§ What you should do
Locate the word "penuh" in the data below, then copy every line that holds it.

§ Given data
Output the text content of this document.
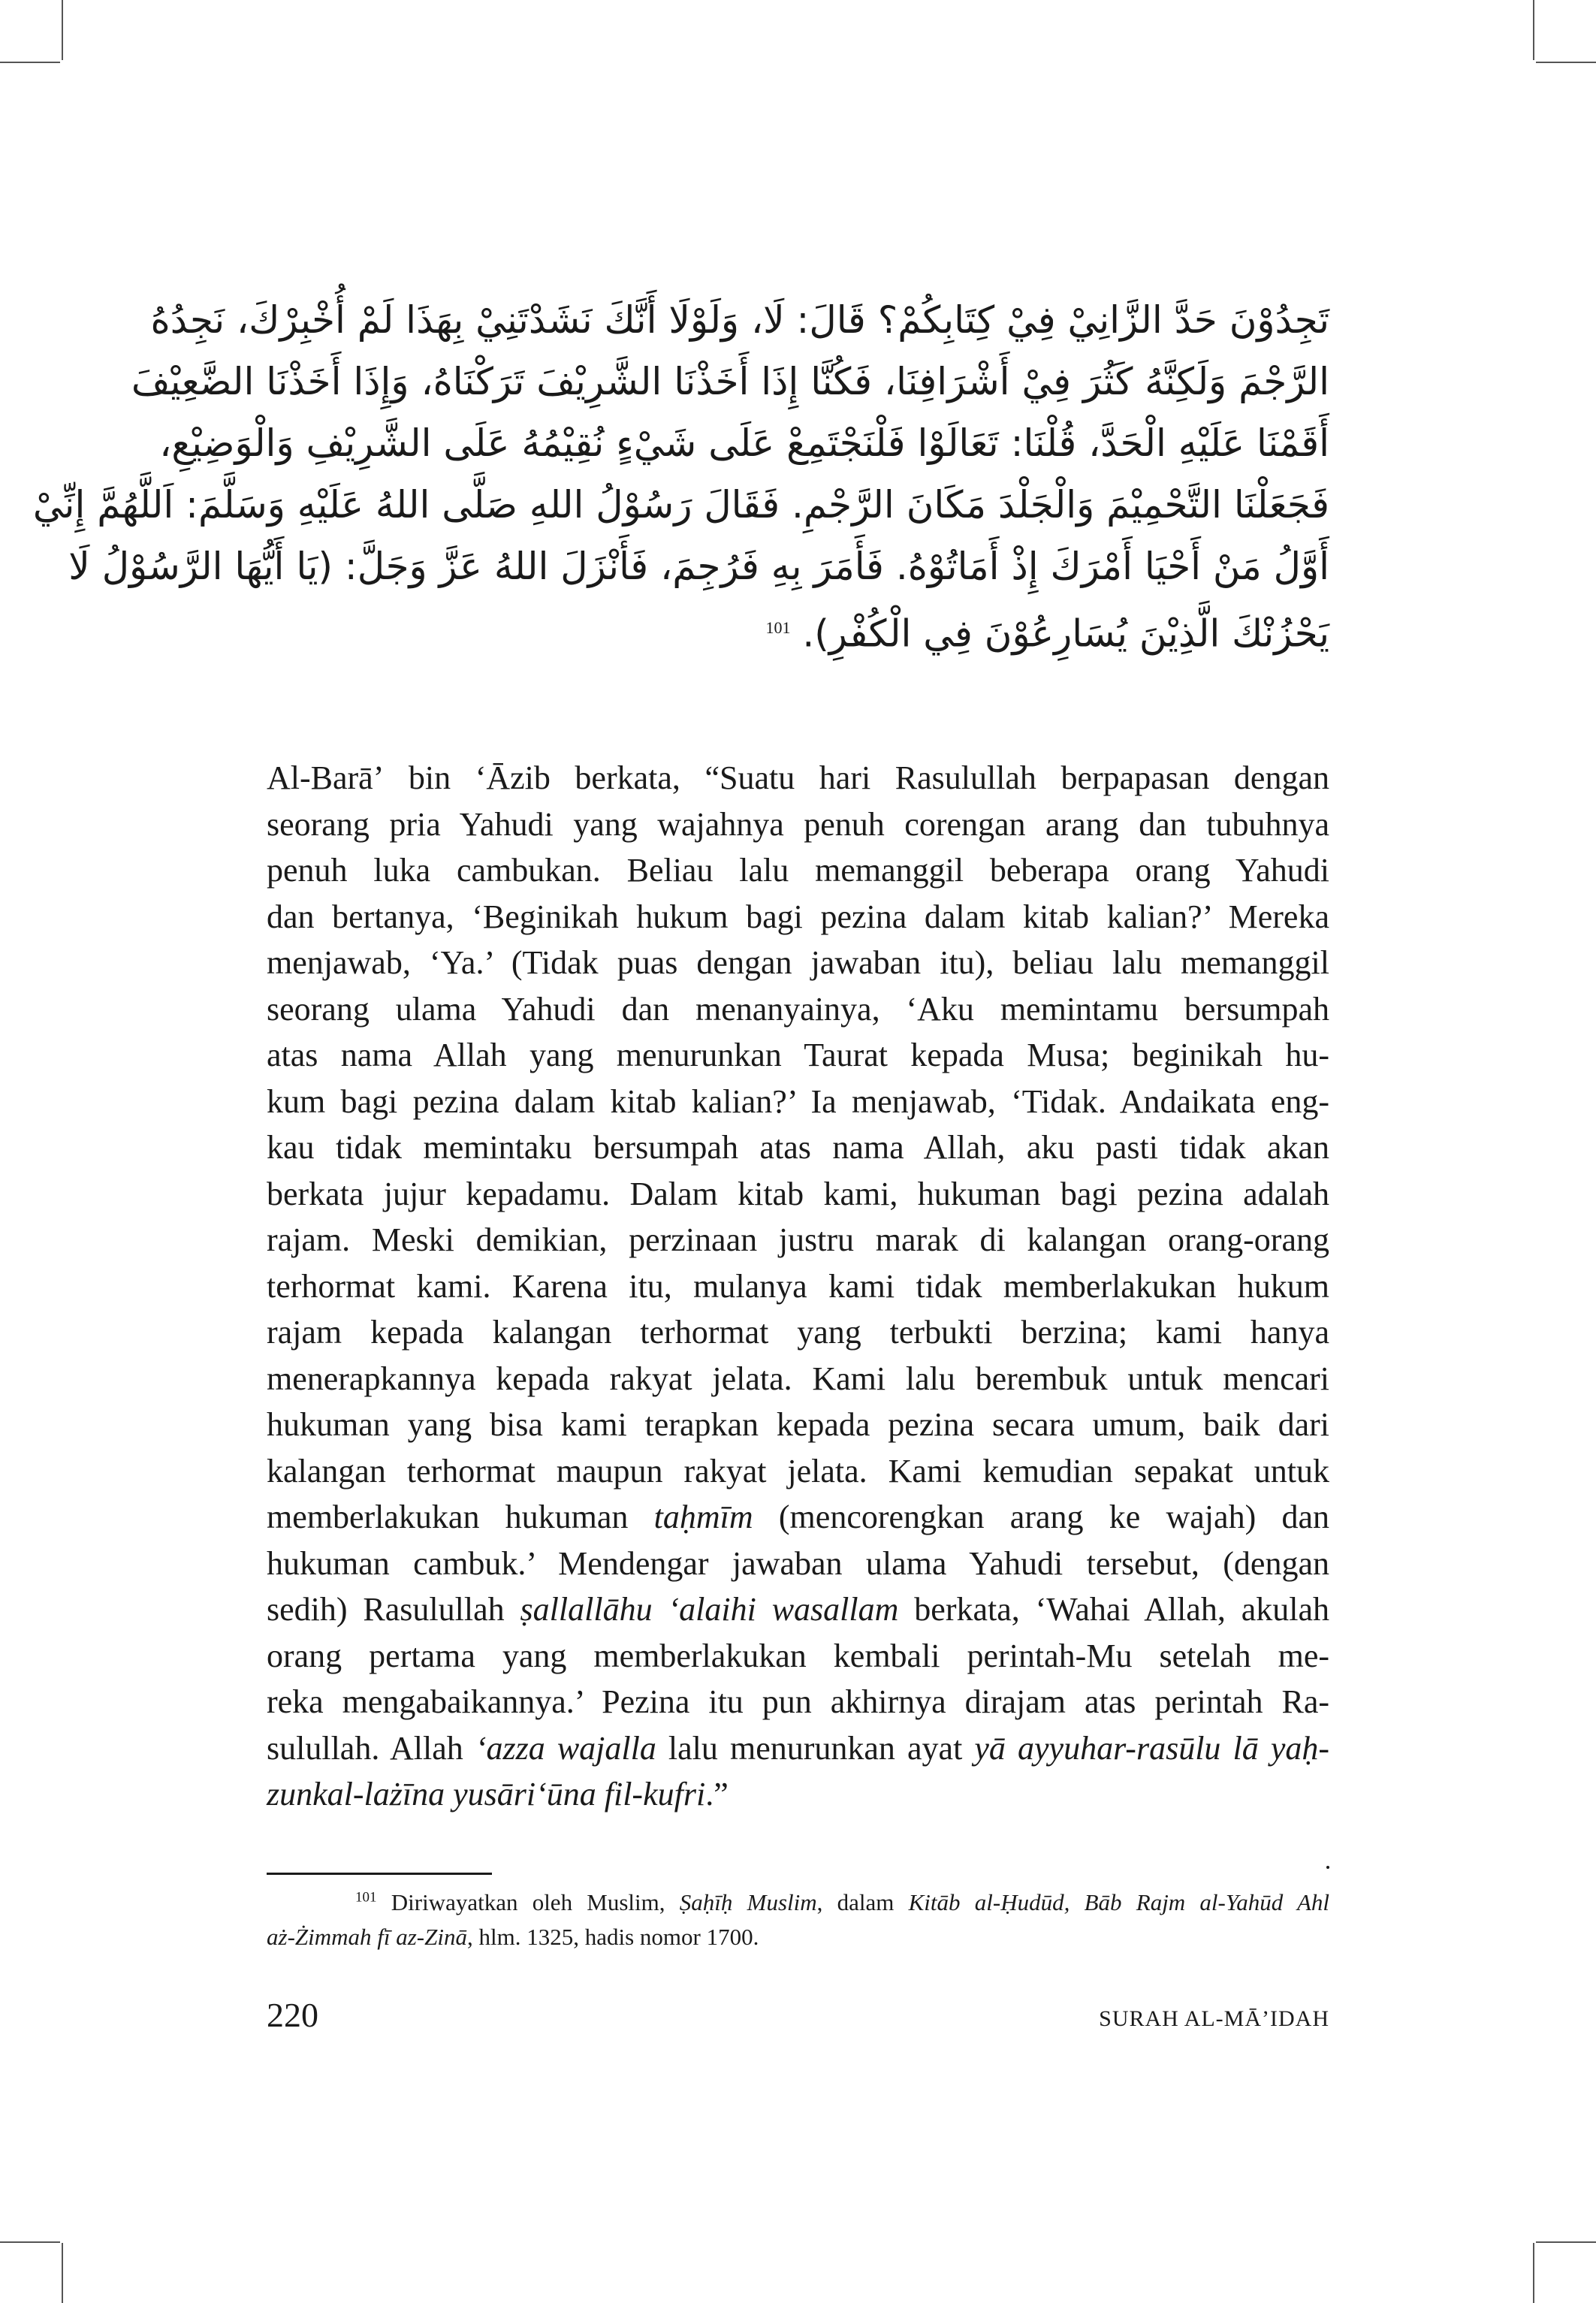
تَجِدُوْنَ حَدَّ الزَّانِيْ فِيْ كِتَابِكُمْ؟ قَالَ: لَا، وَلَوْلَا أَنَّكَ نَشَدْتَنِيْ بِهَذَا لَمْ أُخْبِرْكَ، نَجِدُهُ
الرَّجْمَ وَلَكِنَّهُ كَثُرَ فِيْ أَشْرَافِنَا، فَكُنَّا إِذَا أَخَذْنَا الشَّرِيْفَ تَرَكْنَاهُ، وَإِذَا أَخَذْنَا الضَّعِيْفَ
أَقَمْنَا عَلَيْهِ الْحَدَّ، قُلْنَا: تَعَالَوْا فَلْنَجْتَمِعْ عَلَى شَيْءٍ نُقِيْمُهُ عَلَى الشَّرِيْفِ وَالْوَضِيْعِ،
فَجَعَلْنَا التَّحْمِيْمَ وَالْجَلْدَ مَكَانَ الرَّجْمِ. فَقَالَ رَسُوْلُ اللهِ صَلَّى اللهُ عَلَيْهِ وَسَلَّمَ: اَللَّهُمَّ إِنِّيْ
أَوَّلُ مَنْ أَحْيَا أَمْرَكَ إِذْ أَمَاتُوْهُ. فَأَمَرَ بِهِ فَرُجِمَ، فَأَنْزَلَ اللهُ عَزَّ وَجَلَّ: (يَا أَيُّهَا الرَّسُوْلُ لَا
يَحْزُنْكَ الَّذِيْنَ يُسَارِعُوْنَ فِي الْكُفْرِ). $^{101}$
Al-Barāʼ bin ʻĀzib berkata, “Suatu hari Rasulullah berpapasan dengan
seorang pria Yahudi yang wajahnya penuh corengan arang dan tubuhnya
penuh luka cambukan. Beliau lalu memanggil beberapa orang Yahudi
dan bertanya, ‘Beginikah hukum bagi pezina dalam kitab kalian?’ Mereka
menjawab, ‘Ya.’ (Tidak puas dengan jawaban itu), beliau lalu memanggil
seorang ulama Yahudi dan menanyainya, ‘Aku memintamu bersumpah
atas nama Allah yang menurunkan Taurat kepada Musa; beginikah hu-
kum bagi pezina dalam kitab kalian?’ Ia menjawab, ‘Tidak. Andaikata eng-
kau tidak memintaku bersumpah atas nama Allah, aku pasti tidak akan
berkata jujur kepadamu. Dalam kitab kami, hukuman bagi pezina adalah
rajam. Meski demikian, perzinaan justru marak di kalangan orang-orang
terhormat kami. Karena itu, mulanya kami tidak memberlakukan hukum
rajam kepada kalangan terhormat yang terbukti berzina; kami hanya
menerapkannya kepada rakyat jelata. Kami lalu berembuk untuk mencari
hukuman yang bisa kami terapkan kepada pezina secara umum, baik dari
kalangan terhormat maupun rakyat jelata. Kami kemudian sepakat untuk
memberlakukan hukuman taḥmīm (mencorengkan arang ke wajah) dan
hukuman cambuk.’ Mendengar jawaban ulama Yahudi tersebut, (dengan
sedih) Rasulullah ṣallallāhu ‘alaihi wasallam berkata, ‘Wahai Allah, akulah
orang pertama yang memberlakukan kembali perintah-Mu setelah me-
reka mengabaikannya.’ Pezina itu pun akhirnya dirajam atas perintah Ra-
sulullah. Allah ‘azza wajalla lalu menurunkan ayat yā ayyuhar-rasūlu lā yaḥ-
zunkal-lażīna yusāri‘ūna fil-kufri.”
$^{101}$ Diriwayatkan oleh Muslim, Ṣaḥīḥ Muslim, dalam Kitāb al-Ḥudūd, Bāb Rajm al-Yahūd Ahl
aż-Żimmah fī az-Zinā, hlm. 1325, hadis nomor 1700.
220	SURAH AL-MĀ’IDAH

§ Completed task
seorang pria Yahudi yang wajahnya penuh corengan arang dan tubuhnya
penuh luka cambukan. Beliau lalu memanggil beberapa orang Yahudi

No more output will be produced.